Instruction
Rewrite the records from the start through the line containing "bar-yet-china [956,229,979,310]", changing "bounding box" to "enclosing box" and keeping everything else the same; give only those lines.

┌──

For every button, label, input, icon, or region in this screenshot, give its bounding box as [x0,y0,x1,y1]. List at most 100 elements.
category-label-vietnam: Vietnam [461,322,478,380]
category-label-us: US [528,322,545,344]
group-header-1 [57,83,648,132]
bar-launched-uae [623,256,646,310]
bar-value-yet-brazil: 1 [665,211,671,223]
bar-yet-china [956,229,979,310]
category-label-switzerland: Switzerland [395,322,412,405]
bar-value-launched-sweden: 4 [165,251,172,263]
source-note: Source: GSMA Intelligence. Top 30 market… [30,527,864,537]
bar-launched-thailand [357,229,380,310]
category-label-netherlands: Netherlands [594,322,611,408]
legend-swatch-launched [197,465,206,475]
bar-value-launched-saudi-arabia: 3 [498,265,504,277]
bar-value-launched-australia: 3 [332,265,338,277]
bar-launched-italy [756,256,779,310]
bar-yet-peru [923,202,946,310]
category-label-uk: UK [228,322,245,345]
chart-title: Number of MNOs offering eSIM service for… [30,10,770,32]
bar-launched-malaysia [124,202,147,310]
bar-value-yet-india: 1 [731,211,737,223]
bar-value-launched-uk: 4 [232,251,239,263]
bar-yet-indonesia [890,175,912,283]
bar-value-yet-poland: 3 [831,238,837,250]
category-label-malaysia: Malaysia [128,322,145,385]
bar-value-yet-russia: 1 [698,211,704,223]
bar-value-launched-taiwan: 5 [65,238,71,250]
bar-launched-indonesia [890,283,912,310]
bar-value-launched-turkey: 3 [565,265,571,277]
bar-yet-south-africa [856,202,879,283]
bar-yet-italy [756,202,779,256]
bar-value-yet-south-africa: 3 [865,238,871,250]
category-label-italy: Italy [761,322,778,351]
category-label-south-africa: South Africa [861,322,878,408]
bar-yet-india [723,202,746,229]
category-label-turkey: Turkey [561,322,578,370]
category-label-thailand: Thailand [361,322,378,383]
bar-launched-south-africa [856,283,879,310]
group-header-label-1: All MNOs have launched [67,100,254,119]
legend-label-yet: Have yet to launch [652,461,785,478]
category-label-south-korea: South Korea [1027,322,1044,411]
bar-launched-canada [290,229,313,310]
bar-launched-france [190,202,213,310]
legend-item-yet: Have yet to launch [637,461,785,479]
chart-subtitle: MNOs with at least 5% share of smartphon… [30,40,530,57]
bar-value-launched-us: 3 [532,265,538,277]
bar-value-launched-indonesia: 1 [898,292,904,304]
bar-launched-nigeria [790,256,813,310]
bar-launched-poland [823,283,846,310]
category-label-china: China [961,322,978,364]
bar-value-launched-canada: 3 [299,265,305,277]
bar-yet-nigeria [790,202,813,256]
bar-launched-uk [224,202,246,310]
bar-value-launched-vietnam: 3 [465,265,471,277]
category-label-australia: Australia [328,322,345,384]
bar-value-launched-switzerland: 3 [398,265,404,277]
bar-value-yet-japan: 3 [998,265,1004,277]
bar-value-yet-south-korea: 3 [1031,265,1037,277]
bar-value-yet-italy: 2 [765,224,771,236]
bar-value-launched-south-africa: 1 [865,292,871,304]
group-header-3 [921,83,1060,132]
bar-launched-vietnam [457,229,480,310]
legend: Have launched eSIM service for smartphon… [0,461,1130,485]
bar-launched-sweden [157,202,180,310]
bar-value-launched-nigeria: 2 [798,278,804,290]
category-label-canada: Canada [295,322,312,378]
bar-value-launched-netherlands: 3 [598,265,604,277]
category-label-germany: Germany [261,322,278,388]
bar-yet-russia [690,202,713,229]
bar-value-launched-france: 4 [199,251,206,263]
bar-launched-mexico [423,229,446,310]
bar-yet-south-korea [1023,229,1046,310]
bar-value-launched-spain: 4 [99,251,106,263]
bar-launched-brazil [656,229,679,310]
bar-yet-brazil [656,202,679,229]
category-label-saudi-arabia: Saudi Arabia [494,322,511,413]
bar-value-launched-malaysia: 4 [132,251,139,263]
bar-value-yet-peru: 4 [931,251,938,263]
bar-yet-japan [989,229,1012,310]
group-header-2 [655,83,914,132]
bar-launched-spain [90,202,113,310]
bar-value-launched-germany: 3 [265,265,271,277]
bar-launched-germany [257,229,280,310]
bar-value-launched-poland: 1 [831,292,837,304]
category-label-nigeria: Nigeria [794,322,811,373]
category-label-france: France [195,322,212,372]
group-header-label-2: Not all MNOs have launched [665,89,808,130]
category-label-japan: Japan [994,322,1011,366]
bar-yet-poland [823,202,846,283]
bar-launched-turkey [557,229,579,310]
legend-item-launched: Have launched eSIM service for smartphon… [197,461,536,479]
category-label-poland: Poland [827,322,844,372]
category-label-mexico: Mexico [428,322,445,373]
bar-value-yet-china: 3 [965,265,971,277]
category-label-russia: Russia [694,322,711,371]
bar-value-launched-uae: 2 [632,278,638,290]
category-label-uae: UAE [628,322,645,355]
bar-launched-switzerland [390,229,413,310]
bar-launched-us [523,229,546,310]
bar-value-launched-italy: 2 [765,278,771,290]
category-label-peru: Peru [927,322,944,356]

└──

Response for this exercise
For every button, label, input, icon, or region in this screenshot, give its enclosing box as [x0,y0,x1,y1]. List at most 100 elements.
category-label-vietnam: Vietnam [461,322,478,380]
category-label-us: US [528,322,545,344]
group-header-1 [57,83,648,132]
bar-launched-uae [623,256,646,310]
bar-value-yet-brazil: 1 [665,211,671,223]
bar-yet-china [956,229,979,310]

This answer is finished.